Directive: Would you copy only the lines below, beginning with the one that contains "Transcribe the text in this document." and running through the last entry line?

Supplied records:
===============

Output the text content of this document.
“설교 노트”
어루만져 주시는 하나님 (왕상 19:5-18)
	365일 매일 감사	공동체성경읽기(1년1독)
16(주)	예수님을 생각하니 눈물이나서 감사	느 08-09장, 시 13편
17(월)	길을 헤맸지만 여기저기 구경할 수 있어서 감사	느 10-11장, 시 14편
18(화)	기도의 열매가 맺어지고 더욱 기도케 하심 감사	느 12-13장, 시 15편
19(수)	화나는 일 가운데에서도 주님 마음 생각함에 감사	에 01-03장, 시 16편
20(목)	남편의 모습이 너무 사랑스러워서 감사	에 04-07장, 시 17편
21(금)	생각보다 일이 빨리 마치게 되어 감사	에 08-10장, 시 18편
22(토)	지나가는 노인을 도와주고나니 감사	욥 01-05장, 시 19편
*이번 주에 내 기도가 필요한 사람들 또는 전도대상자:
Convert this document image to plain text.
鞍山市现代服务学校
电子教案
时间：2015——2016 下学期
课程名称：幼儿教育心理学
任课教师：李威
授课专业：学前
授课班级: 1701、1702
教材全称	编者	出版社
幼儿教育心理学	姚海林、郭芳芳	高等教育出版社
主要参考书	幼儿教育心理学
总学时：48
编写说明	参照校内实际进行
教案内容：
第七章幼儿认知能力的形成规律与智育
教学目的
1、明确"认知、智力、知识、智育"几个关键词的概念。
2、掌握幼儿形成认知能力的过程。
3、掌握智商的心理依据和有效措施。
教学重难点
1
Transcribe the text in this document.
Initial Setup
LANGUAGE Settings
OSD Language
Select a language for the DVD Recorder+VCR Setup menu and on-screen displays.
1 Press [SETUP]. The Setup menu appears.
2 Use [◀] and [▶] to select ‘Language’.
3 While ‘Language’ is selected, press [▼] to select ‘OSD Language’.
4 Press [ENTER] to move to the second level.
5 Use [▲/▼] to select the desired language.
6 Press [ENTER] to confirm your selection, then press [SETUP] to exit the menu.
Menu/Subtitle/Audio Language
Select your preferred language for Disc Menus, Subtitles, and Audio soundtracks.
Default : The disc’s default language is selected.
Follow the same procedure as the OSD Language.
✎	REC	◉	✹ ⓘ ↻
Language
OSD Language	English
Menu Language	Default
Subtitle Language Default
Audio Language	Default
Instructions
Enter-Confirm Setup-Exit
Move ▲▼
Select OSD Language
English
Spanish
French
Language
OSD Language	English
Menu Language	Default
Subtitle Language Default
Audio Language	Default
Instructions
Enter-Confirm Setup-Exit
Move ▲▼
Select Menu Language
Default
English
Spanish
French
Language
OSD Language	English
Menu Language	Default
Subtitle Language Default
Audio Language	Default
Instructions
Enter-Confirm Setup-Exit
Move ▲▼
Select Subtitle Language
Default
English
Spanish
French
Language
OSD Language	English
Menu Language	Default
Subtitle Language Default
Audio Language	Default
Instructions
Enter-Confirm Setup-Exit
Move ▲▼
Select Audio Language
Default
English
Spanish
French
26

===============

Solution to the problem:
Transcribe the text in this document.
Initial Setup
LANGUAGE Settings
OSD Language
Select a language for the DVD Recorder+VCR Setup menu and on-screen displays.
1 Press [SETUP]. The Setup menu appears.
2 Use [◀] and [▶] to select ‘Language’.
3 While ‘Language’ is selected, press [▼] to select ‘OSD Language’.
4 Press [ENTER] to move to the second level.
5 Use [▲/▼] to select the desired language.
6 Press [ENTER] to confirm your selection, then press [SETUP] to exit the menu.
Menu/Subtitle/Audio Language
Select your preferred language for Disc Menus, Subtitles, and Audio soundtracks.
Default : The disc’s default language is selected.
Follow the same procedure as the OSD Language.
✎	REC	◉	✹ ⓘ ↻
Language
OSD Language	English
Menu Language	Default
Subtitle Language Default
Audio Language	Default
Instructions
Enter-Confirm Setup-Exit
Move ▲▼
Select OSD Language
English
Spanish
French
Language
OSD Language	English
Menu Language	Default
Subtitle Language Default
Audio Language	Default
Instructions
Enter-Confirm Setup-Exit
Move ▲▼
Select Menu Language
Default
English
Spanish
French
Language
OSD Language	English
Menu Language	Default
Subtitle Language Default
Audio Language	Default
Instructions
Enter-Confirm Setup-Exit
Move ▲▼
Select Subtitle Language
Default
English
Spanish
French
Language
OSD Language	English
Menu Language	Default
Subtitle Language Default
Audio Language	Default
Instructions
Enter-Confirm Setup-Exit
Move ▲▼
Select Audio Language
Default
English
Spanish
French
26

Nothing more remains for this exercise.